From the entries below, report how many lines contain the string "year". Give only that number.

— Start of Data listing —

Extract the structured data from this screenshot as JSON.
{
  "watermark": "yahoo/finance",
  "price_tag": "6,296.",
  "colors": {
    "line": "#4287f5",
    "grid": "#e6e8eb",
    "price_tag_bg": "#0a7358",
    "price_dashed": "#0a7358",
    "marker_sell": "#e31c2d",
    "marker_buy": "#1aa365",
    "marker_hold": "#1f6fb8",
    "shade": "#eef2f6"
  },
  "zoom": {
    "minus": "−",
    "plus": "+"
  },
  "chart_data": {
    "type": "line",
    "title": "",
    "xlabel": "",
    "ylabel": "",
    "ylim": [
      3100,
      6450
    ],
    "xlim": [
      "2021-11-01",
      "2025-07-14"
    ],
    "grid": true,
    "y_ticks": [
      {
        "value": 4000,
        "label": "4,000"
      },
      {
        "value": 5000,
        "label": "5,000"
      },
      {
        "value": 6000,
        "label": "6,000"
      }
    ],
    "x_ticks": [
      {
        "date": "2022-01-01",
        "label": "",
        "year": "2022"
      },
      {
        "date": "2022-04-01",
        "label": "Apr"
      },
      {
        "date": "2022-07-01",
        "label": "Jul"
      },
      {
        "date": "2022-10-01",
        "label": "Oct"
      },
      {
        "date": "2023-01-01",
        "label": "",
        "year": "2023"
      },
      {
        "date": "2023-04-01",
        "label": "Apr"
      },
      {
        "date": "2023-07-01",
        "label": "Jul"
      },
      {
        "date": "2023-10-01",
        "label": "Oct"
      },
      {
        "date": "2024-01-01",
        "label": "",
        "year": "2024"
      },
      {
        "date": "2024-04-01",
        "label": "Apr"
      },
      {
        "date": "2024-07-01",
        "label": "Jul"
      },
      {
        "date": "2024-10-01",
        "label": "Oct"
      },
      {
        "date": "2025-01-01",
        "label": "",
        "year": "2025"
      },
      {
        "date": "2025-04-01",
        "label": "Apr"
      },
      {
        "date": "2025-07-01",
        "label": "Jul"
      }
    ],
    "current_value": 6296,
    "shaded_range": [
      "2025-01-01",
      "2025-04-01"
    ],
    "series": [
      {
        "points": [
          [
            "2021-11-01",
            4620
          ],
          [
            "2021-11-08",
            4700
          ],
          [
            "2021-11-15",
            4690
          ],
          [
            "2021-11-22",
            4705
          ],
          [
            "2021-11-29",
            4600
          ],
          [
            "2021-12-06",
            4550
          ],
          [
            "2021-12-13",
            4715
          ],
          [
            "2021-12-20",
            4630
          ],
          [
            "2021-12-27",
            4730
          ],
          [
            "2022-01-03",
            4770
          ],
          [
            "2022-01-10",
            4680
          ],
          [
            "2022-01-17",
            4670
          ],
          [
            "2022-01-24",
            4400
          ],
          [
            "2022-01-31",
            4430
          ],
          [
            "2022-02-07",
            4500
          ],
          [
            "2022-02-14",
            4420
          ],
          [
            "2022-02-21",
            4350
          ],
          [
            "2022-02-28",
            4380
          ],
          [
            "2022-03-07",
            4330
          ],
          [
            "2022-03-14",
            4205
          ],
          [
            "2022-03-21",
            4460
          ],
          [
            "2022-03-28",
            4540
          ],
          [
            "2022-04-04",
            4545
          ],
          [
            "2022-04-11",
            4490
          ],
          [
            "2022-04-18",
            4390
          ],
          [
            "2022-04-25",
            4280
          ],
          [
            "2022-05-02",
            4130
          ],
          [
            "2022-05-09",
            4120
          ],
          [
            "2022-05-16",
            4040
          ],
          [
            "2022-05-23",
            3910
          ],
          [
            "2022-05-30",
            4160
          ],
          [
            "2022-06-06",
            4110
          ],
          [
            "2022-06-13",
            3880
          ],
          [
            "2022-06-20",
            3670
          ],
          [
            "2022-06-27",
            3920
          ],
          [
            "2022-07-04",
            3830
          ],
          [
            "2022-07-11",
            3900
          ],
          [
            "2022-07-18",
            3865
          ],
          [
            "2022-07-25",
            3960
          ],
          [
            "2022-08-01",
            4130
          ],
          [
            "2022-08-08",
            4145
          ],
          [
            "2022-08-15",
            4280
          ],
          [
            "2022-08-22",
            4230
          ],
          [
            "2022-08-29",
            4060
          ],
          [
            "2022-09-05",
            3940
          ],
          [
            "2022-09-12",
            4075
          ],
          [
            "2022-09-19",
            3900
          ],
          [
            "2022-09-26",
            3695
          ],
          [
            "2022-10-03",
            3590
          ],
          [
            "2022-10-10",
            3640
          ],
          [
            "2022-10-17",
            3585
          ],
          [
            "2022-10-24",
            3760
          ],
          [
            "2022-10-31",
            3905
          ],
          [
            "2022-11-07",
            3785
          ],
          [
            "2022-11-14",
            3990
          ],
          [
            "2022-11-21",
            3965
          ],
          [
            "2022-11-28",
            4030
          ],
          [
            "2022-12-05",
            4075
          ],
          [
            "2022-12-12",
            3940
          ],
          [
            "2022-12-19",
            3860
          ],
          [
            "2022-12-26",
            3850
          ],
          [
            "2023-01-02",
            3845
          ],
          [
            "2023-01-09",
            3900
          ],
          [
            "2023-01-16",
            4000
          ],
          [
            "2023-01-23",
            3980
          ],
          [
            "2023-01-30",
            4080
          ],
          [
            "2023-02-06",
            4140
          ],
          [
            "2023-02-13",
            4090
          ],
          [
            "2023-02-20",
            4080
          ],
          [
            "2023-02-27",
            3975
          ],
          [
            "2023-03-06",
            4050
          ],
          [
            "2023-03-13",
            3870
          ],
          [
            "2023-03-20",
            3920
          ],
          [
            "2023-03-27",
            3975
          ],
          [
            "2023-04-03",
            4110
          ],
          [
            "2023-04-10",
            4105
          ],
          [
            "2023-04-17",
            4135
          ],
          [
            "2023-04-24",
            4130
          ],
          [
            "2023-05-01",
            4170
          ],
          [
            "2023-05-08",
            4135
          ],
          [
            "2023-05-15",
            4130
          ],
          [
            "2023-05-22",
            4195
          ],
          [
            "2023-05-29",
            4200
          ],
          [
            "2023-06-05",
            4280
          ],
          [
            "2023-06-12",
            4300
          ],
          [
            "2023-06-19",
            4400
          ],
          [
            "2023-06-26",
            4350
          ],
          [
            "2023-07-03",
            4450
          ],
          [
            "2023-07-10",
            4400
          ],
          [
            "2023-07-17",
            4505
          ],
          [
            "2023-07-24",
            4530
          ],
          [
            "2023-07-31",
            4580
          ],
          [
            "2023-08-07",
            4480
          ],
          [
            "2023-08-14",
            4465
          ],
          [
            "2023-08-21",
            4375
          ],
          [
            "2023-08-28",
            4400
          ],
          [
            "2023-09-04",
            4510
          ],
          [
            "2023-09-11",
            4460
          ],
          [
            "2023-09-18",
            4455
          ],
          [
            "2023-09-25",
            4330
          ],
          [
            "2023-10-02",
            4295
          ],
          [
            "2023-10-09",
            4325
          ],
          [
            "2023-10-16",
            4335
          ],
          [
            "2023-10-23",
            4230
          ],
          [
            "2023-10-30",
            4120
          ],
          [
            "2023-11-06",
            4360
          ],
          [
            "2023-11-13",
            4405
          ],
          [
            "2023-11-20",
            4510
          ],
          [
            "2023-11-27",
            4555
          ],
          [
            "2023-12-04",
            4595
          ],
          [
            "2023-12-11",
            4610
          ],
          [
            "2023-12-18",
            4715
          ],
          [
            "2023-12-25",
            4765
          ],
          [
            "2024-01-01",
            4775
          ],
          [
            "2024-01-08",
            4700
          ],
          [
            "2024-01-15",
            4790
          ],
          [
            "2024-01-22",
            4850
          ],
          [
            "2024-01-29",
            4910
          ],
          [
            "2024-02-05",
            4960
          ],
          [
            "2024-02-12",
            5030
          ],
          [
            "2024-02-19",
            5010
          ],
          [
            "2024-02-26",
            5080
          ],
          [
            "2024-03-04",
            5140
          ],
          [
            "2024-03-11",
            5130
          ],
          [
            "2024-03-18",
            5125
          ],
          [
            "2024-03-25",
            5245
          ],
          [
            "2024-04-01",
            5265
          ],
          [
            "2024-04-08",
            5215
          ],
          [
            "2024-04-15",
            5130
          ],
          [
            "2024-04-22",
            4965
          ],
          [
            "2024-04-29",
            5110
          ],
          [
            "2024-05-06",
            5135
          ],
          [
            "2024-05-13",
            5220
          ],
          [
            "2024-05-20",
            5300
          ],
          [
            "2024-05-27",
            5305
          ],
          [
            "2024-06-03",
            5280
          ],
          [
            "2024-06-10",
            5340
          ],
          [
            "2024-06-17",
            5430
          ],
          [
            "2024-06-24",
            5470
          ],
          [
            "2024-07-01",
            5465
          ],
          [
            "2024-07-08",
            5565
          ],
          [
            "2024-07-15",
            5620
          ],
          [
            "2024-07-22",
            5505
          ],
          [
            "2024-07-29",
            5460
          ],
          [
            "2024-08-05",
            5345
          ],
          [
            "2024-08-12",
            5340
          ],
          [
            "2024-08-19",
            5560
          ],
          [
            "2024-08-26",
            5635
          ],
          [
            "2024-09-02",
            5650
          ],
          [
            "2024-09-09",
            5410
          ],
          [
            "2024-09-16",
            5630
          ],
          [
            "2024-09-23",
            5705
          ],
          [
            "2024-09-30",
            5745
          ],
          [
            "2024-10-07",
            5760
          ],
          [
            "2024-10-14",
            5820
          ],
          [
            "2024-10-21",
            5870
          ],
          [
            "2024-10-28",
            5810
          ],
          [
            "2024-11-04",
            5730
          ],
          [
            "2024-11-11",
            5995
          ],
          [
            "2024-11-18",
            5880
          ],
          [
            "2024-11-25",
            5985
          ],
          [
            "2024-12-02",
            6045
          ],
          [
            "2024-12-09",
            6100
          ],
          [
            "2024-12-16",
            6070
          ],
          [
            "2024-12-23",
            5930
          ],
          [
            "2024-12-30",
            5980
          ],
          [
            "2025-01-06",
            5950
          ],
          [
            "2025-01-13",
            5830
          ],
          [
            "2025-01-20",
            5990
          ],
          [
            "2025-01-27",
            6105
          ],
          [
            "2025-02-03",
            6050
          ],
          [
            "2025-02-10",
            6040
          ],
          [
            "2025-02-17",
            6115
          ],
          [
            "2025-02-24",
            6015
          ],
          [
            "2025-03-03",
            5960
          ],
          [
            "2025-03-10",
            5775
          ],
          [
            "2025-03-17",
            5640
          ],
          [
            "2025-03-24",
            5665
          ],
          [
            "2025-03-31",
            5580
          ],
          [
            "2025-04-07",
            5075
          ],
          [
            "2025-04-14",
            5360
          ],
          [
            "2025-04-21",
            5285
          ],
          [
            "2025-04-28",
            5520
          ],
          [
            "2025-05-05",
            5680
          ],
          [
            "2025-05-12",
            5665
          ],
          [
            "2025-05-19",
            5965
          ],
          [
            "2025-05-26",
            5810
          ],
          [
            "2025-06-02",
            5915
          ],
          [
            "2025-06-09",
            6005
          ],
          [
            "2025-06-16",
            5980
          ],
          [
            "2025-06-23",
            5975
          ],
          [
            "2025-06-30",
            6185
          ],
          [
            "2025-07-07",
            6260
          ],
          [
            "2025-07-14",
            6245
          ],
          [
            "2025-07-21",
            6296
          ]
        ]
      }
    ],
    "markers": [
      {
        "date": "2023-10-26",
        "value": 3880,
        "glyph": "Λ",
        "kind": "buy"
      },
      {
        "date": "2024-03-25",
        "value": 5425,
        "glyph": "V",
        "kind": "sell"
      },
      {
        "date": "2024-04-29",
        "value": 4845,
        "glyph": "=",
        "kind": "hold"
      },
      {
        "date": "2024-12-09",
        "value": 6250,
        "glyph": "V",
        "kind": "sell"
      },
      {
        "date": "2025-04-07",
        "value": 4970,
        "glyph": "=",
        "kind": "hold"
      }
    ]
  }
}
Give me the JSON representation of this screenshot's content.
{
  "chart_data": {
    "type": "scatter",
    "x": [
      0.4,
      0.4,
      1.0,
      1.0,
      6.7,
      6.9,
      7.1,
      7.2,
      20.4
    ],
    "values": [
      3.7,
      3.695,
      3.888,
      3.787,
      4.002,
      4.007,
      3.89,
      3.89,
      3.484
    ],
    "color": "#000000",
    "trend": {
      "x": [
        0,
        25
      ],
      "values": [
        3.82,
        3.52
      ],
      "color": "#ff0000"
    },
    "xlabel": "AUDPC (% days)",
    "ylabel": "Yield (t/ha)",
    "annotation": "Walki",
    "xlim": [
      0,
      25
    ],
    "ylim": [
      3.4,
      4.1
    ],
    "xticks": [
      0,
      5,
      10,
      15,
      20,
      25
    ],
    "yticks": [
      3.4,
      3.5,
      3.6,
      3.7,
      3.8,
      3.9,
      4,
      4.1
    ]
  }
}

— End of Data listing —

**Task solution:**
4